* **Objective 1**
Swap "x-tick-label" for "tick-label" in the listing, from its first line through the line with "x-tick-label: 0.8 xyxy=(430,363,451,378)", and give those lines back with nothing else changed.

So welcome to our talk: How can UX effect your SEO? I’m Nick Duffield I’m a user experience designer for a company called eLife Sciences in Cambridge.

My path to UX is a very typical one: I started off as a graphic designer first of all, made my way into web design and then transitioned into UX design.

Some of the companies I work for: people like Microsoft Research in Cambridge I developed websites and mobile applications for that company for their research groups and both in marketing departments.

Right now I work creating tools for scientists to help them communicate their work. So today’s talk we’re going to tell you about an SEO project that both Kamil and I worked on, in particular the types of things that we learned doing this type of work and the insights that we gained.

I think an interesting thing about the project is that we changed our own ideas about SEO – we found that our own discipline of UX design played a bigger part in this stuff than we initially thought. I think a good place to start is for Kamil to give you his perspective on what UX design is.

Good evening ladies and gentlemen my name is Kamil.

I’m an experience designer at Cambridge English. I work on digital tools for… I help to build digital tools for learners and teachers and my background same like Nick’s – is in graphic design I’ve been doing this for over a decade now working on both printed and digital media and how I transitioned to experience design – or maybe the better question is why I transitioned to experience design – it’s because of situation I’m about to tell you.

So one day up I was given a brief for design a poster and it was pretty simple. Create an artwork for the event, include information of what it is, when it is, where it’s going to be held, simple job. I quickly completed the job and hand it over for approval.

* **Objective 2**
Extend the talk on how UX affects SEO, picking up right after its last sentence.

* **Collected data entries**
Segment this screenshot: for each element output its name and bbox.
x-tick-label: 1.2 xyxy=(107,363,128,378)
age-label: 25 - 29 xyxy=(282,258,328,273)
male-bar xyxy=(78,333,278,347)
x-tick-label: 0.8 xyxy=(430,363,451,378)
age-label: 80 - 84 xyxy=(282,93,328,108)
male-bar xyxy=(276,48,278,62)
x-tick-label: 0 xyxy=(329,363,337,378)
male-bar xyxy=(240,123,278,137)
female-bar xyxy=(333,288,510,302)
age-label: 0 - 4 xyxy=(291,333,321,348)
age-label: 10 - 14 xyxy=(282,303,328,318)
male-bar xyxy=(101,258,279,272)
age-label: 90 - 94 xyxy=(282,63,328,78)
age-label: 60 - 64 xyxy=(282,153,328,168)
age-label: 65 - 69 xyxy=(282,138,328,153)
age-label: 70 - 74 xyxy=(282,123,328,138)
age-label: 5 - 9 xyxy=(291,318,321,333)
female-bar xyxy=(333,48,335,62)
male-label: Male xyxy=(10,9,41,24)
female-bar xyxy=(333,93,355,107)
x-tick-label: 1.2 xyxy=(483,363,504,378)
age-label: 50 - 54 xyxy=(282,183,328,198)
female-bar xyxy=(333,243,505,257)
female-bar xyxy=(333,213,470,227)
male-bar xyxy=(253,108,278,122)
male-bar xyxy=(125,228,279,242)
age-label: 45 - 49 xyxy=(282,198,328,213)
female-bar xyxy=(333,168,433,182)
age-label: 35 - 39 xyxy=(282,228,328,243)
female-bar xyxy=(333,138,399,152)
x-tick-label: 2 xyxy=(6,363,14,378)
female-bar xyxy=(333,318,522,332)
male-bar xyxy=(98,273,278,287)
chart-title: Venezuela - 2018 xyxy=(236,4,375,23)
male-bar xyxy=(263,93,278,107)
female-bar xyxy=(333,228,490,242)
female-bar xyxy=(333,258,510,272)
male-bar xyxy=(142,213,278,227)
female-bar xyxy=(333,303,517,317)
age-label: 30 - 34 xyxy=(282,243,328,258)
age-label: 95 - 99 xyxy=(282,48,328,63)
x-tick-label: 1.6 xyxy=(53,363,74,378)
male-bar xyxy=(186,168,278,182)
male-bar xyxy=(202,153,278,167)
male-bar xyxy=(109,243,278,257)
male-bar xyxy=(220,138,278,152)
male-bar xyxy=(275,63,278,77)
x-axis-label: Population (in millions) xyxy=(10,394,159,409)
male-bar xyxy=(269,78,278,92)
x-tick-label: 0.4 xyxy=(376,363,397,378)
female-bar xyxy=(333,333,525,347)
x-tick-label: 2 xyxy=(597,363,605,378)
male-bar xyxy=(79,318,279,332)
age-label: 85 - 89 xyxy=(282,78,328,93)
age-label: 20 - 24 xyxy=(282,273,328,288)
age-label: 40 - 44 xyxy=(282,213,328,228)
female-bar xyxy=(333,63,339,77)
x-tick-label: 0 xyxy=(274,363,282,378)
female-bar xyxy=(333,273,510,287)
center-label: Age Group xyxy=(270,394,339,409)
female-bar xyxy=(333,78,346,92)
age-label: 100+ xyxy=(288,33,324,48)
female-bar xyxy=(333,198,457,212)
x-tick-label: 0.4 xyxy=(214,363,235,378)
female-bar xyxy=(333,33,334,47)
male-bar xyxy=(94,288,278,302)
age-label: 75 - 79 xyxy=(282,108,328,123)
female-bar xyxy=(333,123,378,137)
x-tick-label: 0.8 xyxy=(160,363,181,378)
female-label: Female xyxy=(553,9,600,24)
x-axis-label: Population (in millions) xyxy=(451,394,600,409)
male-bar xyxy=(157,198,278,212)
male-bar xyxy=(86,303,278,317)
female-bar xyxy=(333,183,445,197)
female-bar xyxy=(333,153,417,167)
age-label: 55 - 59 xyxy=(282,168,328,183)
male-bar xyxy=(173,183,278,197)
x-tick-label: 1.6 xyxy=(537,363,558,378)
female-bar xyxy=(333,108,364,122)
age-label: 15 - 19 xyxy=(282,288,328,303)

* **Output 1**
Segment this screenshot: for each element output its name and bbox.
tick-label: 1.2 xyxy=(107,363,128,378)
age-label: 25 - 29 xyxy=(282,258,328,273)
male-bar xyxy=(78,333,278,347)
tick-label: 0.8 xyxy=(430,363,451,378)

* **Output 2**
And three days later eventually I managed to get some feedback from the stakeholders and first thing they asked me: to make logo bigger – it’s like because the logo cannot be big enough. And then they say ‘Can you move the headline a little bit to the top? And the support things a little bit to the left?’

And I’m thinking to myself ‘What difference is it gonna make? Why are you doing this?’ like and it’s pretty much same story throughout my career there’s always seem to be a person who was a specialist and better how to design and they knew how to do it better than me.

And it always made me think ‘Why did I do it? How can I prove that my work and what I do works?’ and so I started researching on internet how to prove to brahow to communicate my designs better how to how to create designs that work and more and more often I started coming across user experience design.

So I started learning and reading about it got into it and pretty much that’s how I got my transition to experience design.

What is experience design?

What is experience design? So it’s a design process. It’s a process where all the decisions are based around user needs and their behaviors.

And today we’re going to focus on mainly three elements because there’s plenty of stuff that’s included in experience design but today we’re going to focus on three elements that I think may have the biggest impact on your SEO ranking.

So it’s interaction design – oh I should have done it earlier – interaction design, information architecture and UI design commonly known as user interface design.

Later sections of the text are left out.